Collected data entries
════════

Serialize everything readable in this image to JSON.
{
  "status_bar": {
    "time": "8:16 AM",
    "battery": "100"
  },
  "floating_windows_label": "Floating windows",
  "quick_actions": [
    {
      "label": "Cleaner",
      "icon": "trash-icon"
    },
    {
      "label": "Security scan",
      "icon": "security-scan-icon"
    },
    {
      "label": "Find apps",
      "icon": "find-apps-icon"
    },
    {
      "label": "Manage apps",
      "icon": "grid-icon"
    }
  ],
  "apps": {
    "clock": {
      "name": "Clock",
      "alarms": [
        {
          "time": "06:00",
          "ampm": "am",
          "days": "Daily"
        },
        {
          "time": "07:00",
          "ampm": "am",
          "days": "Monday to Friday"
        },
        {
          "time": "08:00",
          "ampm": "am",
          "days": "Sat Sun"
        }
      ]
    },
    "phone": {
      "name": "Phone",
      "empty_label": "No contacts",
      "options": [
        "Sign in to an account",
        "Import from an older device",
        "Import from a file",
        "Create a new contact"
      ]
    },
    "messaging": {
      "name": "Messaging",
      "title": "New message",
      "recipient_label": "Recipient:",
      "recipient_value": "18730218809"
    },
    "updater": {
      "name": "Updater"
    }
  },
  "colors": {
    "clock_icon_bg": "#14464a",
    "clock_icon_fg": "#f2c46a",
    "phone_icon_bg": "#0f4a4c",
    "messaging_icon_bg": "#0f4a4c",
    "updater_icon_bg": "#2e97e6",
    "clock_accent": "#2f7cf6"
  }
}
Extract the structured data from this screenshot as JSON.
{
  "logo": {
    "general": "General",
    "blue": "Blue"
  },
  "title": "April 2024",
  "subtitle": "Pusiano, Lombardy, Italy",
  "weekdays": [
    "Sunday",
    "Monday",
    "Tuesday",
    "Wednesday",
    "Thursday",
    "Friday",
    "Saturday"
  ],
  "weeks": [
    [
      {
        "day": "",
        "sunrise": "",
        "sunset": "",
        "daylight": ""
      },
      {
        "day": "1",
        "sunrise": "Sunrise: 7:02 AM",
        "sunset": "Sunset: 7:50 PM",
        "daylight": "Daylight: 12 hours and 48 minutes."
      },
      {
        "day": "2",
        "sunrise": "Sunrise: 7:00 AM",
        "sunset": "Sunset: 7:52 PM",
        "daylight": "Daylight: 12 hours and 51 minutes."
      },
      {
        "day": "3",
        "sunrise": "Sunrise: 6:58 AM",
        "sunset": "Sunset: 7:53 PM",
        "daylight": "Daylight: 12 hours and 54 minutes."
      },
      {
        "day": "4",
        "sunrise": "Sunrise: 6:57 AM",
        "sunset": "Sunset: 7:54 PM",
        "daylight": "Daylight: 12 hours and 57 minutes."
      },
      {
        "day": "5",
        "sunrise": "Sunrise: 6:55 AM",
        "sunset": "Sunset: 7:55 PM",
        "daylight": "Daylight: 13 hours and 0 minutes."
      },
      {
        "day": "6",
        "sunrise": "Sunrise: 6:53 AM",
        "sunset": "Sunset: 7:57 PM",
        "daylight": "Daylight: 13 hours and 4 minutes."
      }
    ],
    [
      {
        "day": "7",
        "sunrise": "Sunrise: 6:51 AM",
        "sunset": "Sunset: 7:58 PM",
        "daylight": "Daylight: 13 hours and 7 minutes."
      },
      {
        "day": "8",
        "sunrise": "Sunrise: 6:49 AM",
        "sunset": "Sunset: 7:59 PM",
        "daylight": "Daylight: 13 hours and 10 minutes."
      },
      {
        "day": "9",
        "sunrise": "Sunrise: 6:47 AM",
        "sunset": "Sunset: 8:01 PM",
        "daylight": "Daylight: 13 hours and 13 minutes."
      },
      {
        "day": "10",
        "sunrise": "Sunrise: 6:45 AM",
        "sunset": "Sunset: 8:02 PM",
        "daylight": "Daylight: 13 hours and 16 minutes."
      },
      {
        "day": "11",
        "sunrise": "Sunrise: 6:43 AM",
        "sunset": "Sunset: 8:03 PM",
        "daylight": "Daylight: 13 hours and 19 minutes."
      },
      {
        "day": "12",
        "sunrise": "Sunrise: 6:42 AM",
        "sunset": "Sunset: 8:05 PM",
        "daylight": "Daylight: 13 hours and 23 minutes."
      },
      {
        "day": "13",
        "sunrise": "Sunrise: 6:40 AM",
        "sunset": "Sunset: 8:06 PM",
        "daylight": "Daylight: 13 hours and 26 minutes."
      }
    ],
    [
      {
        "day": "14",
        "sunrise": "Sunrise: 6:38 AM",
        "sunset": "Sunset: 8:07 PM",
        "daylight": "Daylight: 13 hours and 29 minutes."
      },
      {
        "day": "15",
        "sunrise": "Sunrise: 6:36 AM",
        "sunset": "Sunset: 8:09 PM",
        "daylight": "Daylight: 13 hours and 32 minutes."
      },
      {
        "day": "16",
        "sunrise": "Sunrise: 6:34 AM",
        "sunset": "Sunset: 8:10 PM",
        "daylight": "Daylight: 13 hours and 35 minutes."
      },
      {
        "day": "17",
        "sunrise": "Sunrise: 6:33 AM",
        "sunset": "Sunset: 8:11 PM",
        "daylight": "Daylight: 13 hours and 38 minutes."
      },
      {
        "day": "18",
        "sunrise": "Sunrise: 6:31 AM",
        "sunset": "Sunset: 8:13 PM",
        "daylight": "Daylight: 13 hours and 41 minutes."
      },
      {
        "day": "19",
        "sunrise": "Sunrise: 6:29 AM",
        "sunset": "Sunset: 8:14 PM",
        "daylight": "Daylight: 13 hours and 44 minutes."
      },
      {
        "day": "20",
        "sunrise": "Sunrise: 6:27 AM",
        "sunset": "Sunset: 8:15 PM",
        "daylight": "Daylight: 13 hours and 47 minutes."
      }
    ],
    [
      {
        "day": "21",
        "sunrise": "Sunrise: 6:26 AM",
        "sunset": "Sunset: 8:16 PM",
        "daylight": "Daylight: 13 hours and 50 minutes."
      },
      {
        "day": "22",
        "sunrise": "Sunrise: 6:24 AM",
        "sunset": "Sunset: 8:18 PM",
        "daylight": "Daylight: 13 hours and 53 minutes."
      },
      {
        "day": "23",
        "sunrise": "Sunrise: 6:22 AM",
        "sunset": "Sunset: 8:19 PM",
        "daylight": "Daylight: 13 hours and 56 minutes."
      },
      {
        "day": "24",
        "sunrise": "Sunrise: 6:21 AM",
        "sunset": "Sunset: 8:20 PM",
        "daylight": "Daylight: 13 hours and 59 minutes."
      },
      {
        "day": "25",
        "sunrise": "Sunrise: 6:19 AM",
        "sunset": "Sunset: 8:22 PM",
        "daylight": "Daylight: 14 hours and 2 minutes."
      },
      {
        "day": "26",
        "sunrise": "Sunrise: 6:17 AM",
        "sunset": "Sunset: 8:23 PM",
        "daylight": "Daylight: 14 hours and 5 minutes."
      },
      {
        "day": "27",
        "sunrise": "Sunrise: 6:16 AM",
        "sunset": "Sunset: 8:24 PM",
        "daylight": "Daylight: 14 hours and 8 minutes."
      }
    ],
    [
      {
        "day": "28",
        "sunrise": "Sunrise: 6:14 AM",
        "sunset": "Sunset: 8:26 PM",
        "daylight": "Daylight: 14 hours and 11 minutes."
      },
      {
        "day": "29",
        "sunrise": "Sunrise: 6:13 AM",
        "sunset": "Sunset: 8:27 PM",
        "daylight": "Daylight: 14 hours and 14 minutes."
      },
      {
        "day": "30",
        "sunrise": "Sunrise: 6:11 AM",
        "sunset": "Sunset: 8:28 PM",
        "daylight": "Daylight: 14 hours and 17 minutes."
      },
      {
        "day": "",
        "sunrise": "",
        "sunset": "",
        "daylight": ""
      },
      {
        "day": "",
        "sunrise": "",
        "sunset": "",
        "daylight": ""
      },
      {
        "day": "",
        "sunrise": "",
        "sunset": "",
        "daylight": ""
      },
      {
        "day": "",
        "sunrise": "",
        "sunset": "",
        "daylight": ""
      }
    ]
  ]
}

════════

Find each line holding "JSON". Copy it out.

Serialize everything readable in this image to JSON.
Extract the structured data from this screenshot as JSON.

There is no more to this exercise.